# [Given task]
Output every line below exactly.

# [Material supplied]
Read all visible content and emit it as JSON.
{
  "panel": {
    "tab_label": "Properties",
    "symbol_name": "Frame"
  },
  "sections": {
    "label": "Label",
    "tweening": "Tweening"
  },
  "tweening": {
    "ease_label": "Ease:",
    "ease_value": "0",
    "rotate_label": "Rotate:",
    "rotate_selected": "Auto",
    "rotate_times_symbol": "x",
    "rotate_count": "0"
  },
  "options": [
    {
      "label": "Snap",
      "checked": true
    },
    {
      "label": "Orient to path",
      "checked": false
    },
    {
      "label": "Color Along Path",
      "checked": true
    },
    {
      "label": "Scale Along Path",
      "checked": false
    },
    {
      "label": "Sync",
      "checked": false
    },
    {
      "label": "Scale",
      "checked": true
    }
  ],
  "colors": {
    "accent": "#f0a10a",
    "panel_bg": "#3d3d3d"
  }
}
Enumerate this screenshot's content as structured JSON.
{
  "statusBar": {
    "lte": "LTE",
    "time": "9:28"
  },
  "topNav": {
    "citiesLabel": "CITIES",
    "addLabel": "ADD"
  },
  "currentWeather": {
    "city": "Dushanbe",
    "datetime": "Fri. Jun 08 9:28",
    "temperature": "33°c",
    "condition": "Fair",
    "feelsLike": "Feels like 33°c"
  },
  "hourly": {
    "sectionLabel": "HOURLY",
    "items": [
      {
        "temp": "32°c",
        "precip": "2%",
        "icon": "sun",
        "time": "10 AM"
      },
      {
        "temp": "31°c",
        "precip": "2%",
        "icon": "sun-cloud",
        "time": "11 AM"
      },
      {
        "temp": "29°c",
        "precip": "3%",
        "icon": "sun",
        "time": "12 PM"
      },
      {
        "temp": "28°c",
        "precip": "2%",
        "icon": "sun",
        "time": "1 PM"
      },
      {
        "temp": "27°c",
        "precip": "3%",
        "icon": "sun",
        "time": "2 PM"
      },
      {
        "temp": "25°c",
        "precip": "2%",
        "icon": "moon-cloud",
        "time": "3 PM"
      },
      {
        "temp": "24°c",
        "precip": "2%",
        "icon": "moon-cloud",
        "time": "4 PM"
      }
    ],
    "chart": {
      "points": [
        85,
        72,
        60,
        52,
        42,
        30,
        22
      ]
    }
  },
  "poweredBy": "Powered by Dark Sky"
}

# [Worked solution]
Read all visible content and emit it as JSON.
{
  "panel": {
    "tab_label": "Properties",
    "symbol_name": "Frame"
  },
  "sections": {
    "label": "Label",
    "tweening": "Tweening"
  },
  "tweening": {
    "ease_label": "Ease:",
    "ease_value": "0",
    "rotate_label": "Rotate:",
    "rotate_selected": "Auto",
    "rotate_times_symbol": "x",
    "rotate_count": "0"
  },
  "options": [
    {
      "label": "Snap",
      "checked": true
    },
    {
      "label": "Orient to path",
      "checked": false
    },
    {
      "label": "Color Along Path",
      "checked": true
    },
    {
      "label": "Scale Along Path",
      "checked": false
    },
    {
      "label": "Sync",
      "checked": false
    },
    {
      "label": "Scale",
      "checked": true
    }
  ],
  "colors": {
    "accent": "#f0a10a",
    "panel_bg": "#3d3d3d"
  }
}
Enumerate this screenshot's content as structured JSON.
{
  "statusBar": {
    "lte": "LTE",
    "time": "9:28"
  },
  "topNav": {
    "citiesLabel": "CITIES",
    "addLabel": "ADD"
  },
  "currentWeather": {
    "city": "Dushanbe",
    "datetime": "Fri. Jun 08 9:28",
    "temperature": "33°c",
    "condition": "Fair",
    "feelsLike": "Feels like 33°c"
  },
  "hourly": {
    "sectionLabel": "HOURLY",
    "items": [
      {
        "temp": "32°c",
        "precip": "2%",
        "icon": "sun",
        "time": "10 AM"
      },
      {
        "temp": "31°c",
        "precip": "2%",
        "icon": "sun-cloud",
        "time": "11 AM"
      },
      {
        "temp": "29°c",
        "precip": "3%",
        "icon": "sun",
        "time": "12 PM"
      },
      {
        "temp": "28°c",
        "precip": "2%",
        "icon": "sun",
        "time": "1 PM"
      },
      {
        "temp": "27°c",
        "precip": "3%",
        "icon": "sun",
        "time": "2 PM"
      },
      {
        "temp": "25°c",
        "precip": "2%",
        "icon": "moon-cloud",
        "time": "3 PM"
      },
      {
        "temp": "24°c",
        "precip": "2%",
        "icon": "moon-cloud",
        "time": "4 PM"
      }
    ],
    "chart": {
      "points": [
        85,
        72,
        60,
        52,
        42,
        30,
        22
      ]
    }
  },
  "poweredBy": "Powered by Dark Sky"
}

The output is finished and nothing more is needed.